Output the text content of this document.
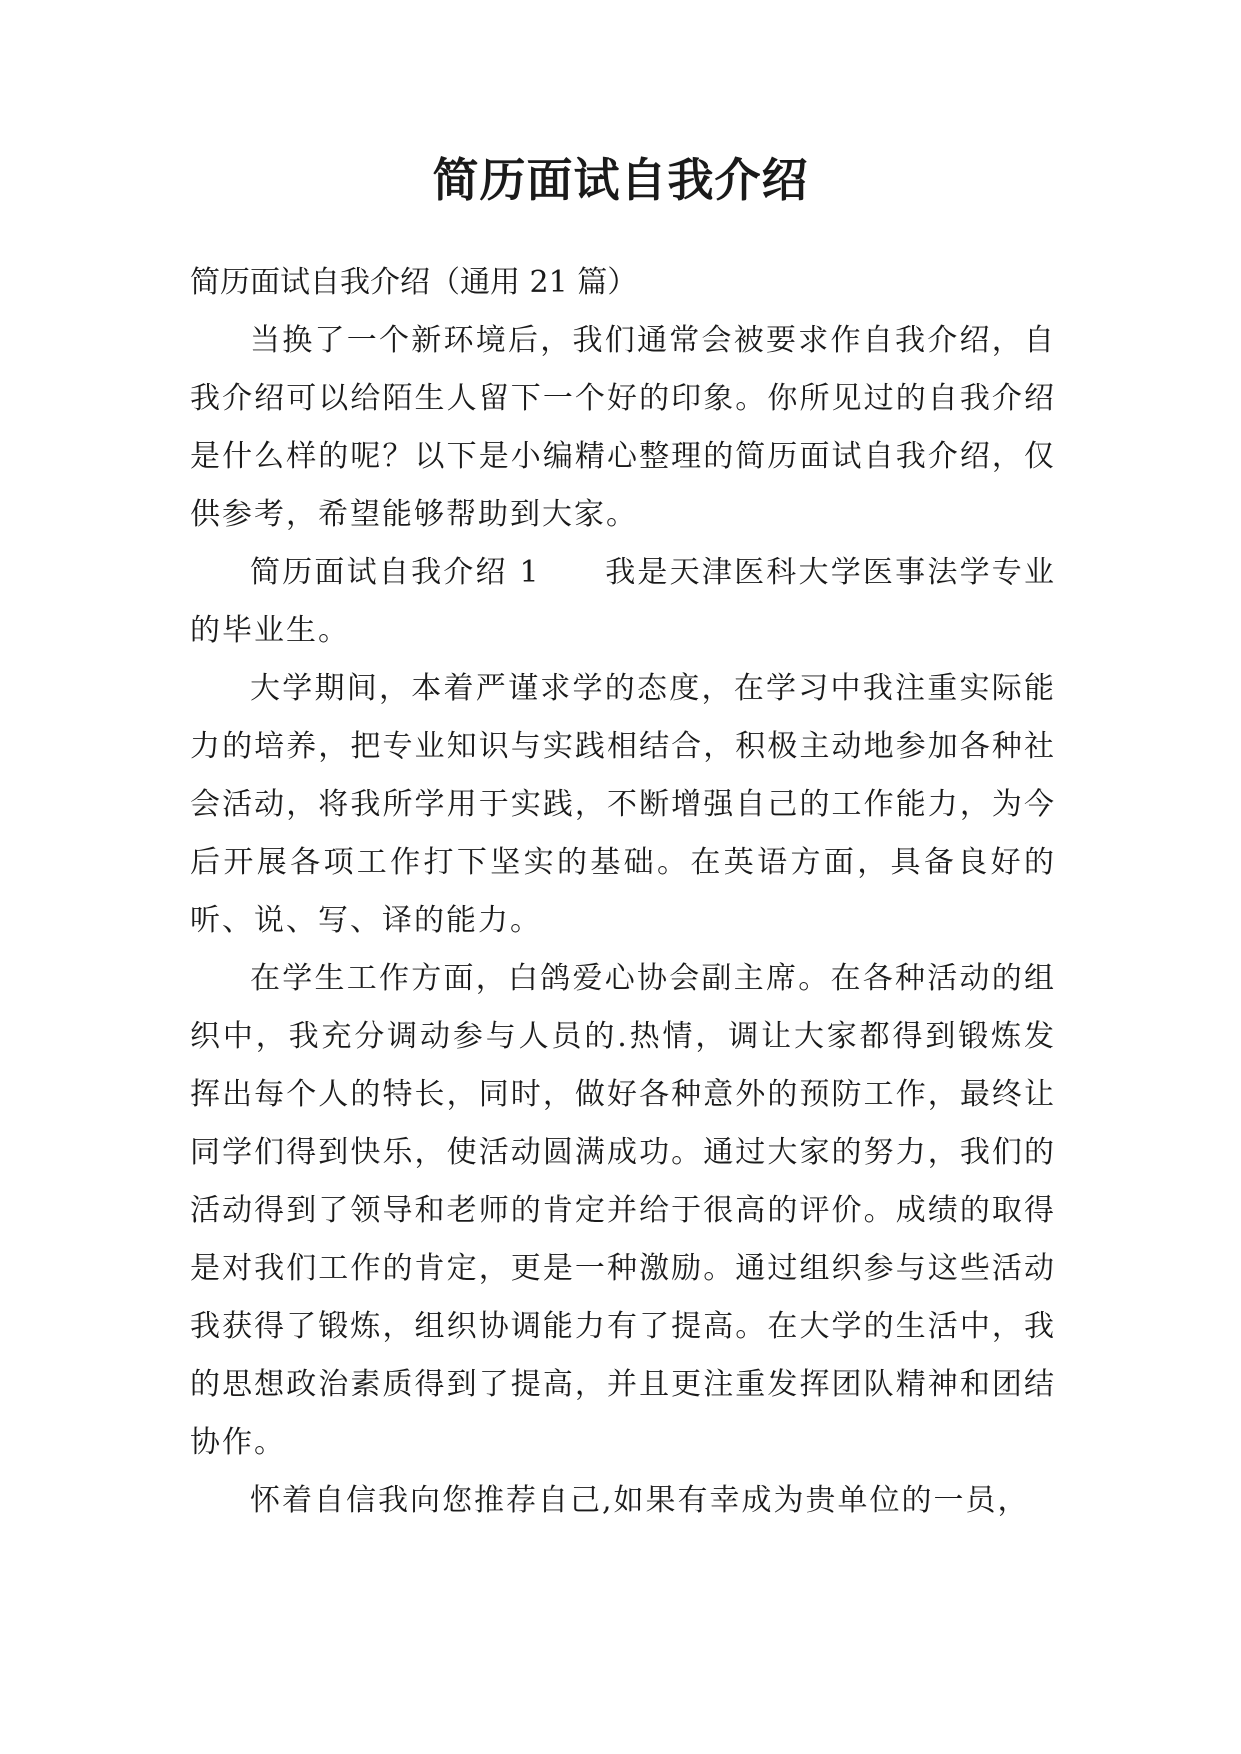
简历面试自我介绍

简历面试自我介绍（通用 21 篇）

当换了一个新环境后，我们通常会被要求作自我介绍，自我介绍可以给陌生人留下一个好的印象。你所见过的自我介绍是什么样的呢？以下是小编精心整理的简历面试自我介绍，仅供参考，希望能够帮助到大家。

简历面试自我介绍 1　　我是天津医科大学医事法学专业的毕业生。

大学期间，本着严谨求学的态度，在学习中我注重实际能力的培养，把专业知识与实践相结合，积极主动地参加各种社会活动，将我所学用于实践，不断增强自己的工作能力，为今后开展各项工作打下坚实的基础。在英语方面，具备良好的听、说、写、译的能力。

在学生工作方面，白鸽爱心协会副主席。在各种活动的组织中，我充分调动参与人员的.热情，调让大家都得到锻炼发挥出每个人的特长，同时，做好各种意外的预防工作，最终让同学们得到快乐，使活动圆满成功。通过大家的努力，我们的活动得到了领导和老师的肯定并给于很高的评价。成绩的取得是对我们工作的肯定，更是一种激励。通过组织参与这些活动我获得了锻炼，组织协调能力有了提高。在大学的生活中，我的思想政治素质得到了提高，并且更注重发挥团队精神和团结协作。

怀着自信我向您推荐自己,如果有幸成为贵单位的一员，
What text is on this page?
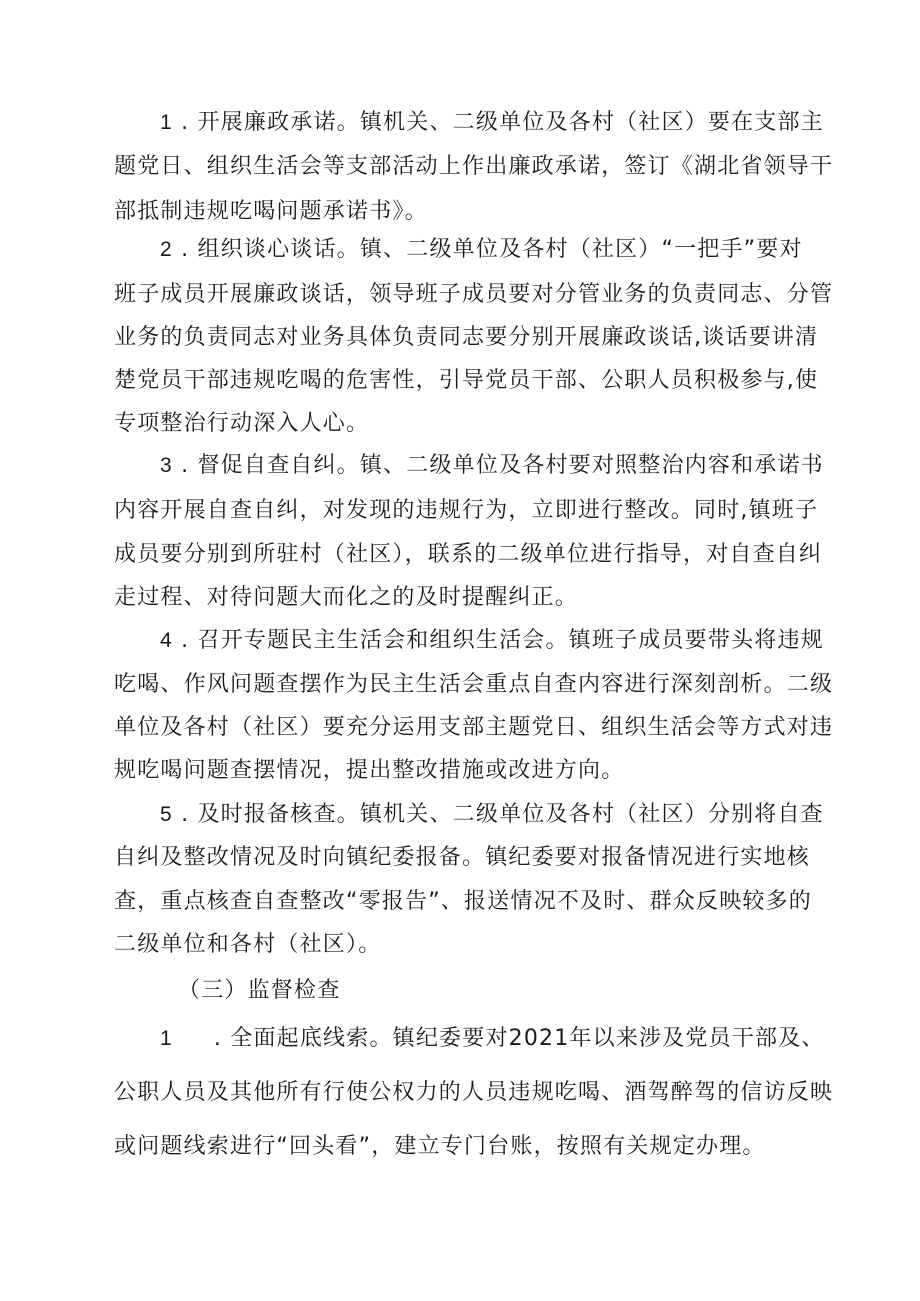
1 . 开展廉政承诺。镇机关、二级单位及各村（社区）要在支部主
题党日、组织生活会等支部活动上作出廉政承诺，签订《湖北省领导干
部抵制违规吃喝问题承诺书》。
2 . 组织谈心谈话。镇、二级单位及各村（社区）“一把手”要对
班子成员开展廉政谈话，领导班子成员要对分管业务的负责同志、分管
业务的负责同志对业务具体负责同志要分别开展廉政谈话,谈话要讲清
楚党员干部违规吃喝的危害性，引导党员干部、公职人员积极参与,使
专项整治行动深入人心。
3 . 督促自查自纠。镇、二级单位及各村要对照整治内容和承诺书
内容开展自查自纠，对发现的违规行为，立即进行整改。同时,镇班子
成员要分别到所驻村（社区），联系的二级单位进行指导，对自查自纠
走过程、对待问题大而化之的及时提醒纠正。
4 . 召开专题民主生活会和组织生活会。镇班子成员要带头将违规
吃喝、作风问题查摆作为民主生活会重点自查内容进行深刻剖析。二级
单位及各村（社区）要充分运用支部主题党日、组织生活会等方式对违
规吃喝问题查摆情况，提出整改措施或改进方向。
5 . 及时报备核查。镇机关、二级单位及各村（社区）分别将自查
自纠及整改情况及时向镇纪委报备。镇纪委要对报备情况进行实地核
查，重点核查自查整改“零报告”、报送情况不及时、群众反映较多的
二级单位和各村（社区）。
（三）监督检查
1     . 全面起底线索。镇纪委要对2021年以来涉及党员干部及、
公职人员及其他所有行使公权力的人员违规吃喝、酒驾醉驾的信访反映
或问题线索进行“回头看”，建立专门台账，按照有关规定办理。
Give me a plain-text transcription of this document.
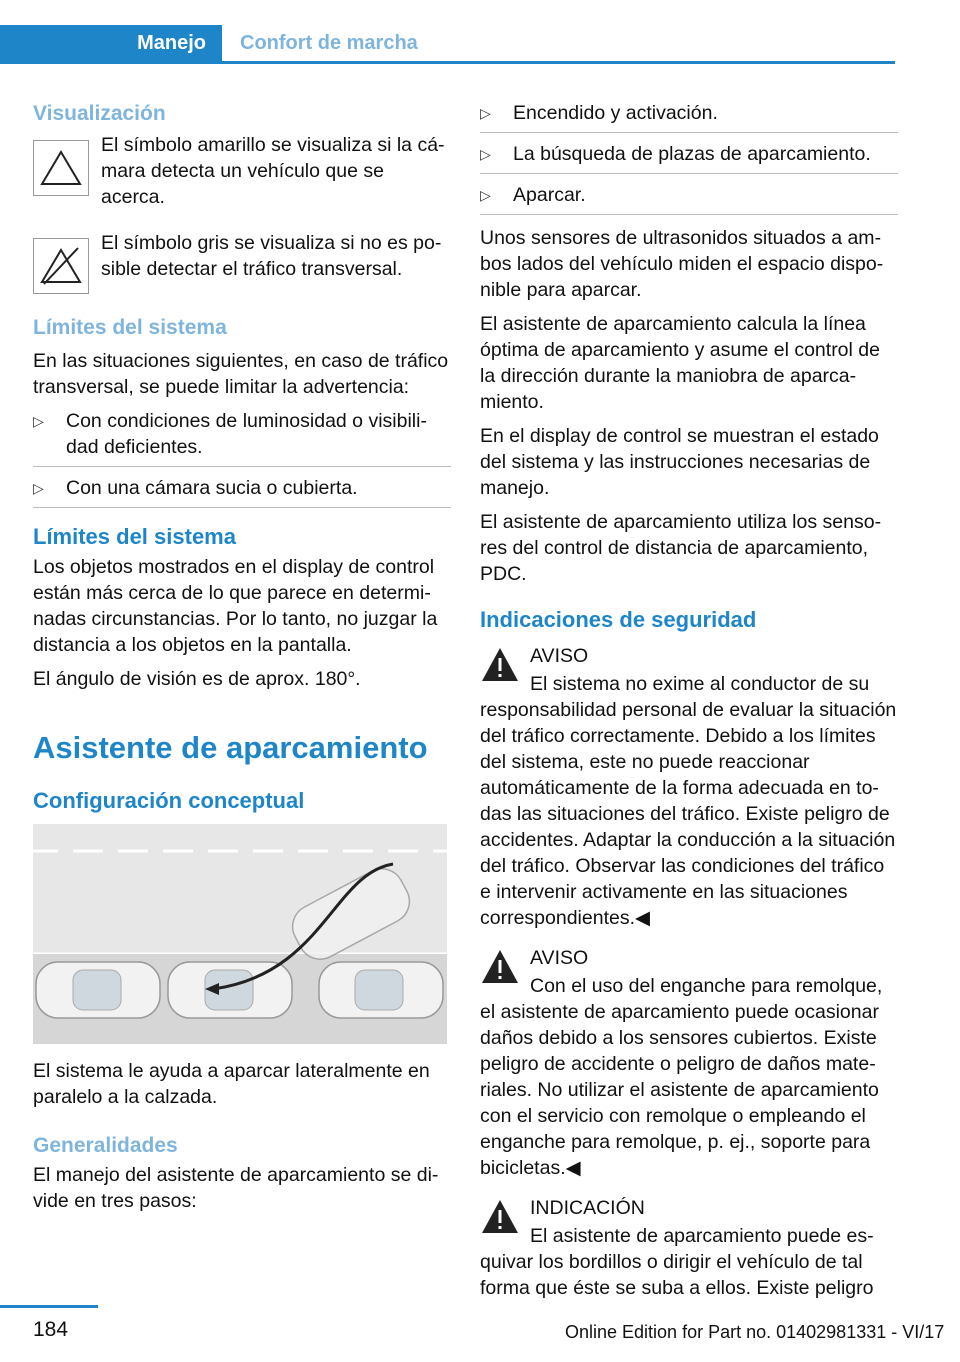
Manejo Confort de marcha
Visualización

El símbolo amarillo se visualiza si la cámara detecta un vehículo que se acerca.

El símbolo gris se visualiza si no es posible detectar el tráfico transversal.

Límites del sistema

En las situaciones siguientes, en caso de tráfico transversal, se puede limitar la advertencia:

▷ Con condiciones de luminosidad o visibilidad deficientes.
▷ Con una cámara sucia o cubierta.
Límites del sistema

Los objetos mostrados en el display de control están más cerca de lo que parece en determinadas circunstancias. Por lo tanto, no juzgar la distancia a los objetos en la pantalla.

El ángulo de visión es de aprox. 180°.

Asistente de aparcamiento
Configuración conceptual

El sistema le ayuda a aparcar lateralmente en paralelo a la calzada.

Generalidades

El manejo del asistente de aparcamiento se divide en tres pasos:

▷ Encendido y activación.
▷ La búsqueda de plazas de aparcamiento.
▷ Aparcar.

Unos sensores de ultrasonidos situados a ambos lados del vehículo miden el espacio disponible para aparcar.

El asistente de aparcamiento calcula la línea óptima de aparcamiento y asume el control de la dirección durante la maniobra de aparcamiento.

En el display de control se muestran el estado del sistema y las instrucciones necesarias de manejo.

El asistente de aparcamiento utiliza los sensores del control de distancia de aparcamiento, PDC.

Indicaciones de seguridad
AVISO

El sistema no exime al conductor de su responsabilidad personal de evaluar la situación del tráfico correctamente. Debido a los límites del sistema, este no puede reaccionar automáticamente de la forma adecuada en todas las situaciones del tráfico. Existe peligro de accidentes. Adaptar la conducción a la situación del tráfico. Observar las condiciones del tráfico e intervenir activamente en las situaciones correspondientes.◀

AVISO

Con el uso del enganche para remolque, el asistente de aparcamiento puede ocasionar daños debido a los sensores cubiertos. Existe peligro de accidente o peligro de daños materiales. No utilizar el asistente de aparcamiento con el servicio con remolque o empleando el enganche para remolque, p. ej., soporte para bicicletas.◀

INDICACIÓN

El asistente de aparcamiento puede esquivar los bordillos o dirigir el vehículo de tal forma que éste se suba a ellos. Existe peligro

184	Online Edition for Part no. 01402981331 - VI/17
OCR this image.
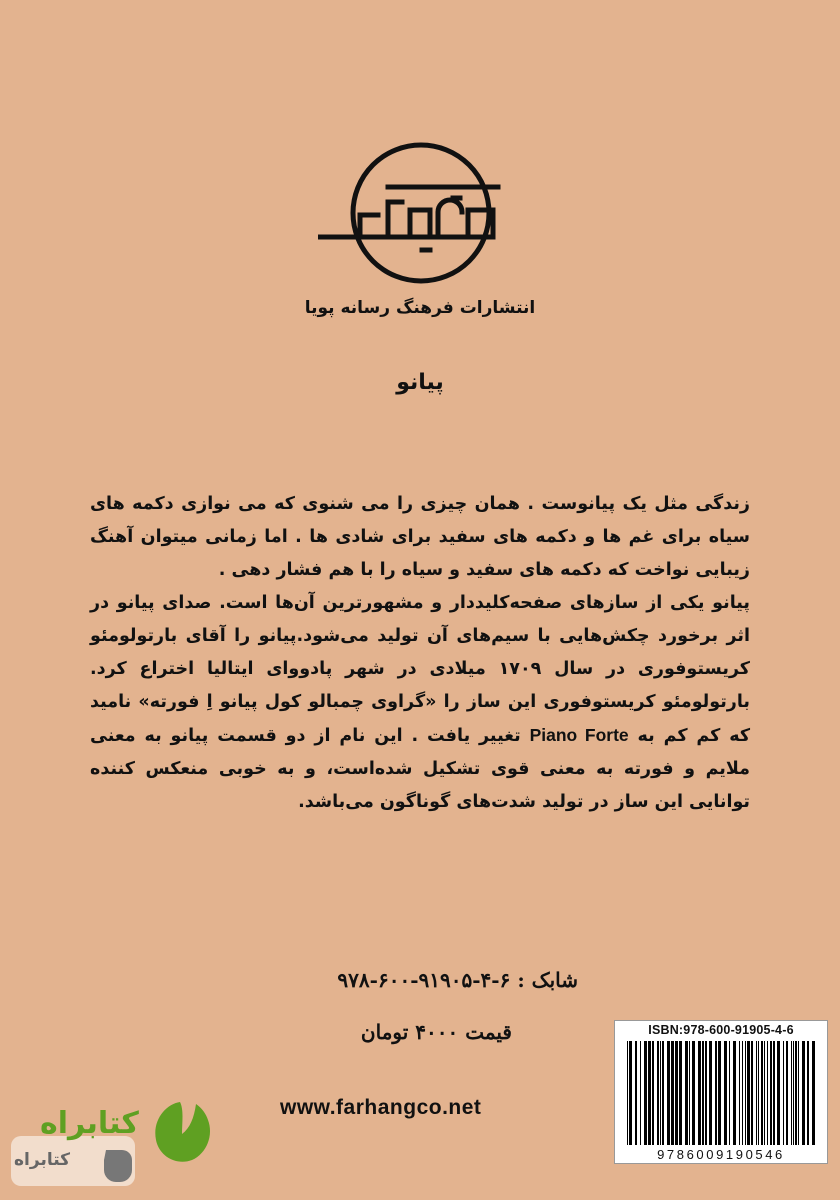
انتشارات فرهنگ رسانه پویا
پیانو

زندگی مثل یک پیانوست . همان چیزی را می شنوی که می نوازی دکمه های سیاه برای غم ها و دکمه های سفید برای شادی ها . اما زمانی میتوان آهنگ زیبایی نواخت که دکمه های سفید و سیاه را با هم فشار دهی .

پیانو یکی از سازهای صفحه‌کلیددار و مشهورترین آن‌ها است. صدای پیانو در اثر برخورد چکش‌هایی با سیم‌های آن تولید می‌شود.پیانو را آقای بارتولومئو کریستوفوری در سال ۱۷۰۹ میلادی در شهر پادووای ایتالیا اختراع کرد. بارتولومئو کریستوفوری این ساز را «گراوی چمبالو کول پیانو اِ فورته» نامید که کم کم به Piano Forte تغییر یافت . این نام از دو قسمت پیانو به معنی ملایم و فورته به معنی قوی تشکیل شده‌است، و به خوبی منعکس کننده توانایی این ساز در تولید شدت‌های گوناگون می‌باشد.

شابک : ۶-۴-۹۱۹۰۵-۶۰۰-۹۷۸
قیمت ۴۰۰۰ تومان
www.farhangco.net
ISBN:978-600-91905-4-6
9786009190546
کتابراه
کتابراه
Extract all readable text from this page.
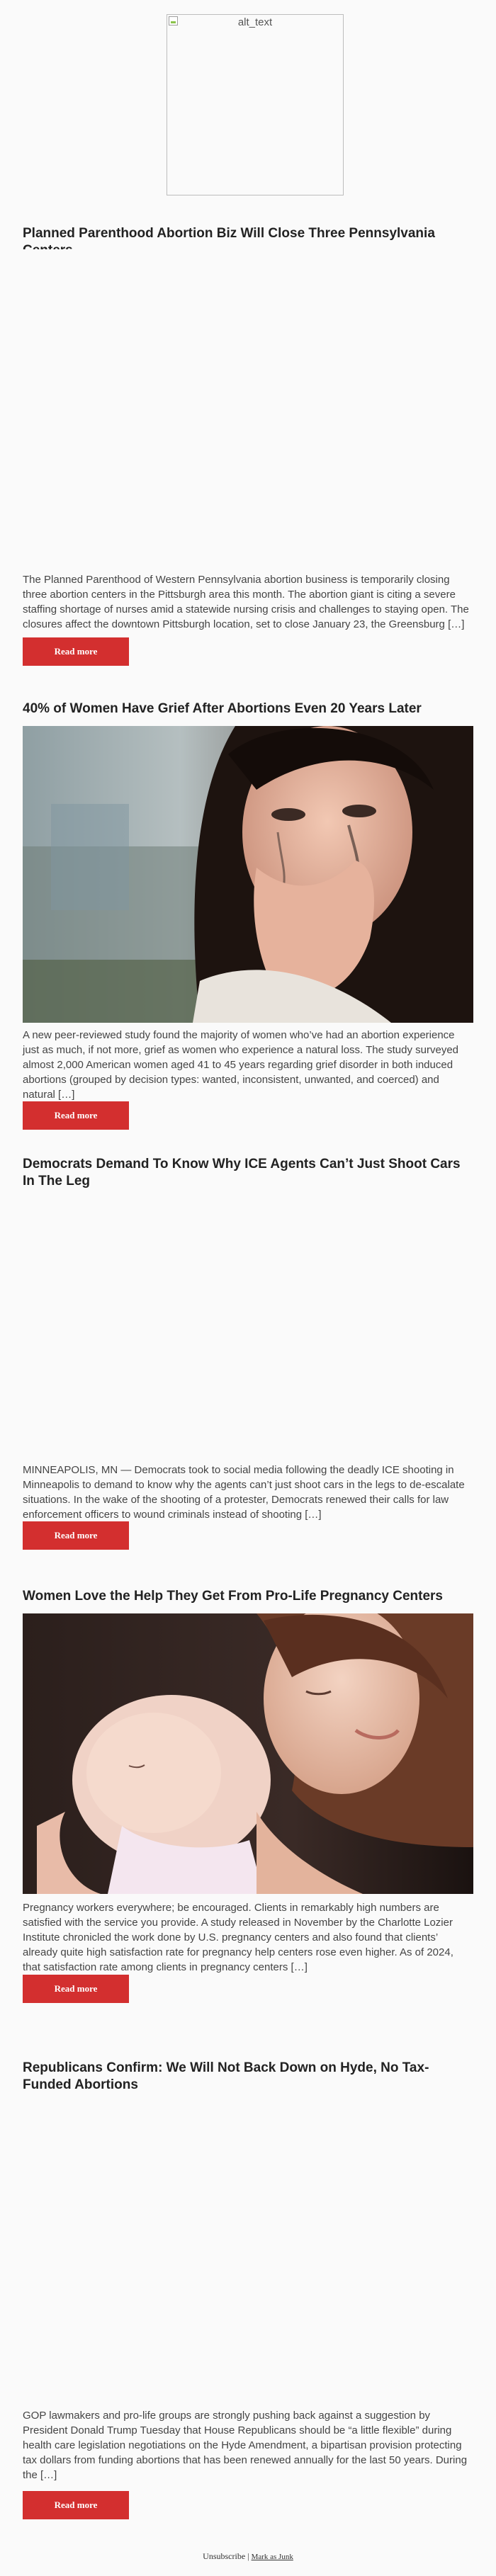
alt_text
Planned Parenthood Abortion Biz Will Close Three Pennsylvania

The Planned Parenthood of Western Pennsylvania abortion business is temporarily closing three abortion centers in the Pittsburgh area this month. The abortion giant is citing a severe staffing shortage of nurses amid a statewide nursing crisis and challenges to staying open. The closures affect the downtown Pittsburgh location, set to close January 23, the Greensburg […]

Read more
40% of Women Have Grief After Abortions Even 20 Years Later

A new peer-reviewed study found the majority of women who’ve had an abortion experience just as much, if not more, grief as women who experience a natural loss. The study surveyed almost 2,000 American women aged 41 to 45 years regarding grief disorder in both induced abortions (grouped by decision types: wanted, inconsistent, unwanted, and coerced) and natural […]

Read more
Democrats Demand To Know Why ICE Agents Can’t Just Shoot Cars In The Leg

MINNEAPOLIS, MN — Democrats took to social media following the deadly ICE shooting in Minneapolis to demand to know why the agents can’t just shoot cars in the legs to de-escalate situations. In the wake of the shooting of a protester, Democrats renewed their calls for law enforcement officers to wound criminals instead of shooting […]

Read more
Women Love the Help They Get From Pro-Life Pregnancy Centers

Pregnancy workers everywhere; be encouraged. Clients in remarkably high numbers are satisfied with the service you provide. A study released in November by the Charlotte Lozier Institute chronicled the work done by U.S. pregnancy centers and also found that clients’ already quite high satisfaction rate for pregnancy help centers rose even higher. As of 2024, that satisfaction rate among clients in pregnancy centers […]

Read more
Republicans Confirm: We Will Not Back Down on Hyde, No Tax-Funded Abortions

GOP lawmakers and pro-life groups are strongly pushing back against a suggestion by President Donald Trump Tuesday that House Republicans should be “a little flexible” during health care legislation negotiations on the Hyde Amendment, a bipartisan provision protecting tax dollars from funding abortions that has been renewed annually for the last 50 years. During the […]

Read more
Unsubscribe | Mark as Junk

#####

(Task) Each line in the entries above that includes the string "Parenthood" should be extracted.

(Answer to this exercise)
Planned Parenthood Abortion Biz Will Close Three Pennsylvania
The Planned Parenthood of Western Pennsylvania abortion business is temporarily closing three abortion centers in the Pittsburgh area this month. The abortion giant is citing a severe staffing shortage of nurses amid a statewide nursing crisis and challenges to staying open. The closures affect the downtown Pittsburgh location, set to close January 23, the Greensburg […]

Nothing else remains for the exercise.